> Task to carry out
List all lines of the data containing the word "this".

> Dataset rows
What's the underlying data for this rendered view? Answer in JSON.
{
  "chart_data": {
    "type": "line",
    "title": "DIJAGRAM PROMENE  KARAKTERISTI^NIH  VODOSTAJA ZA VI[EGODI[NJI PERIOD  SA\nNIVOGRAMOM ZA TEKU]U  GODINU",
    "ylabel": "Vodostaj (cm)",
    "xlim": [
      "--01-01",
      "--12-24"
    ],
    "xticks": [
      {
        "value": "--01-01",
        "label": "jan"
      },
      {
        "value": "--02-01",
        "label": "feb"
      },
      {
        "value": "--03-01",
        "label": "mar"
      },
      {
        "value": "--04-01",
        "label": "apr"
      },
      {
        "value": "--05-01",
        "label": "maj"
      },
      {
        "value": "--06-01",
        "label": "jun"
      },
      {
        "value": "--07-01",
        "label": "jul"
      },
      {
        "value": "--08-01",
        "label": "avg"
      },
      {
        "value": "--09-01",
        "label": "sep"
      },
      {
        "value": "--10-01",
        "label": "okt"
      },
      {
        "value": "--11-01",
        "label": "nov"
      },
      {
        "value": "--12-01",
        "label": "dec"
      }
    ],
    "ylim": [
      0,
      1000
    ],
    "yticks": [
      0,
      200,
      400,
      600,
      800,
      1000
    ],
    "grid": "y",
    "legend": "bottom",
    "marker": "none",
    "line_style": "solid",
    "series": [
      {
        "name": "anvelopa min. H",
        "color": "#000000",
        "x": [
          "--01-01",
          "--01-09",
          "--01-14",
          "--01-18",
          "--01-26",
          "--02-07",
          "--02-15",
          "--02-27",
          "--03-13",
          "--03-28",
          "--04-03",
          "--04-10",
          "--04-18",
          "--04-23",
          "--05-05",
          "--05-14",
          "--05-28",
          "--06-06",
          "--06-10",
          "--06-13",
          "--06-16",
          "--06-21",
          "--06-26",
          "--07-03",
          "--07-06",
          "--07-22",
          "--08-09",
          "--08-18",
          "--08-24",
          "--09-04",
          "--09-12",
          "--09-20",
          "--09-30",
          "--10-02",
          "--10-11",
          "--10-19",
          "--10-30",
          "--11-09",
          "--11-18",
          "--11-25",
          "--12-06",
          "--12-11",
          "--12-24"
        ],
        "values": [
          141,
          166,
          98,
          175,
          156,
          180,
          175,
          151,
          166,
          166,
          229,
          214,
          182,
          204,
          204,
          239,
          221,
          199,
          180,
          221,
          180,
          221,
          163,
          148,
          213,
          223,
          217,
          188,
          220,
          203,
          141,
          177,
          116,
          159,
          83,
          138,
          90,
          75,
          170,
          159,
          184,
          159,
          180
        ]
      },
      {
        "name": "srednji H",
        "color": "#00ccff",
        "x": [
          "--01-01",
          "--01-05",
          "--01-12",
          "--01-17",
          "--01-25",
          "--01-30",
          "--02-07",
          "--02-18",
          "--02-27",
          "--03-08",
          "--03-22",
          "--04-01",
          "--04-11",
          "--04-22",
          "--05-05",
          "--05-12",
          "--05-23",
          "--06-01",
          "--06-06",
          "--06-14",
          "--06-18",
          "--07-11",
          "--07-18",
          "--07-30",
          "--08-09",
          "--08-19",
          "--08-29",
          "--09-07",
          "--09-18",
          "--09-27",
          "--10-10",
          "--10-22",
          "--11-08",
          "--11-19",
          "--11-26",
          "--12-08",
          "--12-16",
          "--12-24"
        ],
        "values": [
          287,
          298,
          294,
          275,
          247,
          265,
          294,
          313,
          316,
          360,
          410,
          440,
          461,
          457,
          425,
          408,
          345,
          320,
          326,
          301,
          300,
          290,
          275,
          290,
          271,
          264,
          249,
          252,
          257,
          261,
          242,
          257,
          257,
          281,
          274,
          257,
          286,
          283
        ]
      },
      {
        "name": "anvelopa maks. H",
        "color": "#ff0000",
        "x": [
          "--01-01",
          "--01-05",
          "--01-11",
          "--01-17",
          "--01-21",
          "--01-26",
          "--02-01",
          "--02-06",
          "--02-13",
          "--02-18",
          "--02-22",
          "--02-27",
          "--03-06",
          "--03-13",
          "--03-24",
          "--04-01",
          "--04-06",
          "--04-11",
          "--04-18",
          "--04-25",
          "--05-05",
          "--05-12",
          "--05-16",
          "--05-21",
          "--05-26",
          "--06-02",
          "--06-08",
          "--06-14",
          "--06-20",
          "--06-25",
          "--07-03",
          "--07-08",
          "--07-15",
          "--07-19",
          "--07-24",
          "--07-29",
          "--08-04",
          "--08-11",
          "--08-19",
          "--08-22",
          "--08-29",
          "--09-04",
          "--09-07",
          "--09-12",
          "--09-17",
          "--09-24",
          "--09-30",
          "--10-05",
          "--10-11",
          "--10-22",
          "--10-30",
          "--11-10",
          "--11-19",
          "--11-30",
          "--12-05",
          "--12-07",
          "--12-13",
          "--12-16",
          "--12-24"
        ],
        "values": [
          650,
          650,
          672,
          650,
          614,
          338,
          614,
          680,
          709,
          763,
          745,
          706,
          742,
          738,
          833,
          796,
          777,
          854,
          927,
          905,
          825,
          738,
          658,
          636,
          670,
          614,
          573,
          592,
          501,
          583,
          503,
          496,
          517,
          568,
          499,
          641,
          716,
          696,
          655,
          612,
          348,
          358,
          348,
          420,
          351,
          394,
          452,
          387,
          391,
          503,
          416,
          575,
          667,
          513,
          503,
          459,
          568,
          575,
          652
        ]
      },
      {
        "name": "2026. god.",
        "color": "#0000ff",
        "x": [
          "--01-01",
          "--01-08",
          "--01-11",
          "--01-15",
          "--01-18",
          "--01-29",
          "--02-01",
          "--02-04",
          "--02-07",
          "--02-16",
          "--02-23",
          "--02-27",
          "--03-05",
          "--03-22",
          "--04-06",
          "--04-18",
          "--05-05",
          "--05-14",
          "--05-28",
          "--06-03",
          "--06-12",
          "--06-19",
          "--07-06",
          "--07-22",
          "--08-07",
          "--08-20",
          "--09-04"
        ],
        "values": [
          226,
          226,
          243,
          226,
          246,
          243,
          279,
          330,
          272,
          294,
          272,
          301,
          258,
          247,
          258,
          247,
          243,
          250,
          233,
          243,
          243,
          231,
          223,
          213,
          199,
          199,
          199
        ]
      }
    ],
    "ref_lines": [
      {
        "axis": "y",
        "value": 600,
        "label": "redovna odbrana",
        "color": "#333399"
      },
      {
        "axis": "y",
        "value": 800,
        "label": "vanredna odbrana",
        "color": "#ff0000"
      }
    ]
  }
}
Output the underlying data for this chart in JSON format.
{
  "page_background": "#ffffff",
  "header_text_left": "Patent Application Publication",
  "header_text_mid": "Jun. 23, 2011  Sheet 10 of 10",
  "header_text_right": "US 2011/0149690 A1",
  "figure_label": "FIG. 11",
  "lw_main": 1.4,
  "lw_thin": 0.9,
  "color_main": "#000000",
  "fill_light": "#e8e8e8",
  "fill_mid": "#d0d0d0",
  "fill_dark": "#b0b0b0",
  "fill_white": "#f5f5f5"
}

> Response below
What's the underlying data for this rendered view? Answer in JSON.
Output the underlying data for this chart in JSON format.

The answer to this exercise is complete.